### [What the task asks]
Return, character for character, the lines from the one bearing "Read out every word on this page." through the end of the material. Omit everything before that line.

### [Supplied material]
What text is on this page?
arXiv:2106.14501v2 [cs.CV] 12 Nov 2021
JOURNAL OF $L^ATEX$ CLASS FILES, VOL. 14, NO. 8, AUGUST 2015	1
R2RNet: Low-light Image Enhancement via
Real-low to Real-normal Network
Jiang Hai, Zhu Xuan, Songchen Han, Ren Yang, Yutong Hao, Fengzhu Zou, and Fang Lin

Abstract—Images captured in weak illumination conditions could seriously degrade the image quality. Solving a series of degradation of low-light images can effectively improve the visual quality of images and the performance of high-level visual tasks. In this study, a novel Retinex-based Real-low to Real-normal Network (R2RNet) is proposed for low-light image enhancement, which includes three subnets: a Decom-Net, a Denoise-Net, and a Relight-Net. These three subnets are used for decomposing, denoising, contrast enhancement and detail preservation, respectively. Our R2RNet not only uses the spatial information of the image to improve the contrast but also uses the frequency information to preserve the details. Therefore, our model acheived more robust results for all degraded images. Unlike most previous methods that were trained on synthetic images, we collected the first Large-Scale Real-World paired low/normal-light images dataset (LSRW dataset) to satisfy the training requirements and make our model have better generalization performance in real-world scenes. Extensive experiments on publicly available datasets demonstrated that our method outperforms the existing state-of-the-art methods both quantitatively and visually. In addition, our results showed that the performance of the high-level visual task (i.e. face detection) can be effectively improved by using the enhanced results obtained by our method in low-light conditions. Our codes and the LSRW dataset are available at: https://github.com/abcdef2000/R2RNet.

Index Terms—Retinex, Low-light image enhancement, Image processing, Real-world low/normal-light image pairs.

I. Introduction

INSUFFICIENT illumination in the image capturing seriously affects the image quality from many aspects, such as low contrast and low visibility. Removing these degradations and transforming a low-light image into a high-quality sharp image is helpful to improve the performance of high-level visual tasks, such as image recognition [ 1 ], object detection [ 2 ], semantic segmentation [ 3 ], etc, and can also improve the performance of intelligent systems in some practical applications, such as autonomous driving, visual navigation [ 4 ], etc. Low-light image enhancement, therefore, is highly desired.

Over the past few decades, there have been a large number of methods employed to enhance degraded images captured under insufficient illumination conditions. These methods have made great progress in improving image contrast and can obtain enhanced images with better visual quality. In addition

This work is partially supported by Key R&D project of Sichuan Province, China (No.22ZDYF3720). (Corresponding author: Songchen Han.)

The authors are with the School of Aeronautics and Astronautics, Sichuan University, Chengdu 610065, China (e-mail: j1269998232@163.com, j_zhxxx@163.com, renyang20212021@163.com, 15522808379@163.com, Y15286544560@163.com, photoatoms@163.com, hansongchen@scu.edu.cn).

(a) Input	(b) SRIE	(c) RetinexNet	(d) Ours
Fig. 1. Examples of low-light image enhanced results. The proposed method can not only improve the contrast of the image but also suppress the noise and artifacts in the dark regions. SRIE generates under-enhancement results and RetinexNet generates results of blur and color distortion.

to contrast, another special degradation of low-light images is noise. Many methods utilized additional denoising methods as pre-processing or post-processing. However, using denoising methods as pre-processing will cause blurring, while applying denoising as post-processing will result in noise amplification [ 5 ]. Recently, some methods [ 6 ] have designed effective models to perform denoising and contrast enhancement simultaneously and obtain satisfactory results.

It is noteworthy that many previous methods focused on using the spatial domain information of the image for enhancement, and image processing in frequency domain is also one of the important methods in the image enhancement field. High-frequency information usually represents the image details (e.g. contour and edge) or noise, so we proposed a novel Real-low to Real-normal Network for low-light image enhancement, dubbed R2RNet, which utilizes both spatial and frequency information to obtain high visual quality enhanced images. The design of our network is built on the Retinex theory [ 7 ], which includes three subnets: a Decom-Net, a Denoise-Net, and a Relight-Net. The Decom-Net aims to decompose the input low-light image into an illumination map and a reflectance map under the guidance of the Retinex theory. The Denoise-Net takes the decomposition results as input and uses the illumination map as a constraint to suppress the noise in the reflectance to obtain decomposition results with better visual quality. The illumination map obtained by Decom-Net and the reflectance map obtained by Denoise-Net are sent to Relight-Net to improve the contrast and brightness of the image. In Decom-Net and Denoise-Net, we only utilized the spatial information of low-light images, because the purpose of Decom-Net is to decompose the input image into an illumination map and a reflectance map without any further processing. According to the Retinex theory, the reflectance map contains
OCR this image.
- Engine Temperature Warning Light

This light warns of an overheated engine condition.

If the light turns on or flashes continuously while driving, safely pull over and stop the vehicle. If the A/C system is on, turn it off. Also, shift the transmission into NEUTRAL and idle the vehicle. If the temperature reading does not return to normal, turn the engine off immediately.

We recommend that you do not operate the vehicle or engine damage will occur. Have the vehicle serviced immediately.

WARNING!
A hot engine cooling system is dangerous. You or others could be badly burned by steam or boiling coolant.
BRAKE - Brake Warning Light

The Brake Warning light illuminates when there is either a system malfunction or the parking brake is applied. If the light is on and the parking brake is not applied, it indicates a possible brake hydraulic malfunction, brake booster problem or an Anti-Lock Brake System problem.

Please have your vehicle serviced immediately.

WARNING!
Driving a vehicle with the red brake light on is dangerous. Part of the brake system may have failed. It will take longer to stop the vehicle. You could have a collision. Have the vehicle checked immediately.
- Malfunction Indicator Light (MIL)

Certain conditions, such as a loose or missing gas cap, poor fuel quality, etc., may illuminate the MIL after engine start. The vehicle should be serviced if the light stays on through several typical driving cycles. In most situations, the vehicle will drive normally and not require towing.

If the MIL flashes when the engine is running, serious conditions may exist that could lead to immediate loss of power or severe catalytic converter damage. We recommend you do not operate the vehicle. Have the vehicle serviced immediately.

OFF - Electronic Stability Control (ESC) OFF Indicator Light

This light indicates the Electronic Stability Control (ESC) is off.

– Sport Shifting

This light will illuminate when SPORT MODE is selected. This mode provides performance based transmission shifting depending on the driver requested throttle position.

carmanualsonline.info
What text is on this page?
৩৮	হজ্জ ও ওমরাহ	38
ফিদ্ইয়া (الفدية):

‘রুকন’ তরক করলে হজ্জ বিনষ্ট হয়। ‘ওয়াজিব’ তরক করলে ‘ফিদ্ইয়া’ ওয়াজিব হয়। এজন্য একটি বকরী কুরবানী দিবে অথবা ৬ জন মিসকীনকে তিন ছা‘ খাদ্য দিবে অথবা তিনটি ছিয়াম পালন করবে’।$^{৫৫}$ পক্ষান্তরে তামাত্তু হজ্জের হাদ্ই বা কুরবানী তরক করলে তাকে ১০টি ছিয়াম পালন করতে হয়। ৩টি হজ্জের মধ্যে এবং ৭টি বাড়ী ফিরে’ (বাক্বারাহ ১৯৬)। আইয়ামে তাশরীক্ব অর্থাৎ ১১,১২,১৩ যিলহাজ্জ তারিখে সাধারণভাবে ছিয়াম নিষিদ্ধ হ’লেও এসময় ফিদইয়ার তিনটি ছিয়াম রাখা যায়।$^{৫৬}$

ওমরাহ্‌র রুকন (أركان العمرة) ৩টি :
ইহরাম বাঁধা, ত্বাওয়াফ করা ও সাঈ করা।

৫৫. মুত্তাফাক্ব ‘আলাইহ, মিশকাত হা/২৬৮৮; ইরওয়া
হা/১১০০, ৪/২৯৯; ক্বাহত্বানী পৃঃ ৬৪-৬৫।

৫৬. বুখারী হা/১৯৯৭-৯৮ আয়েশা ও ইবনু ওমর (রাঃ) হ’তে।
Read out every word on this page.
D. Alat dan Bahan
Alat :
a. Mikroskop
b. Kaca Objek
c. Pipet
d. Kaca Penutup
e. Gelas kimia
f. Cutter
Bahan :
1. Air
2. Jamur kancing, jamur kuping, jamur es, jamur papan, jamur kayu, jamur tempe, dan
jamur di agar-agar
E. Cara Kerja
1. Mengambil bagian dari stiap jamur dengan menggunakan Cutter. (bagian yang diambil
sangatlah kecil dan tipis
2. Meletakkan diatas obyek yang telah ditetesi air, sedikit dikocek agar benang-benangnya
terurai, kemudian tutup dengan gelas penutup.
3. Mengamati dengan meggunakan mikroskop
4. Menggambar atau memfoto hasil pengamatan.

### [Task result]
Read out every word on this page.
D. Alat dan Bahan
Alat :
a. Mikroskop
b. Kaca Objek
c. Pipet
d. Kaca Penutup
e. Gelas kimia
f. Cutter
Bahan :
1. Air
2. Jamur kancing, jamur kuping, jamur es, jamur papan, jamur kayu, jamur tempe, dan
jamur di agar-agar
E. Cara Kerja
1. Mengambil bagian dari stiap jamur dengan menggunakan Cutter. (bagian yang diambil
sangatlah kecil dan tipis
2. Meletakkan diatas obyek yang telah ditetesi air, sedikit dikocek agar benang-benangnya
terurai, kemudian tutup dengan gelas penutup.
3. Mengamati dengan meggunakan mikroskop
4. Menggambar atau memfoto hasil pengamatan.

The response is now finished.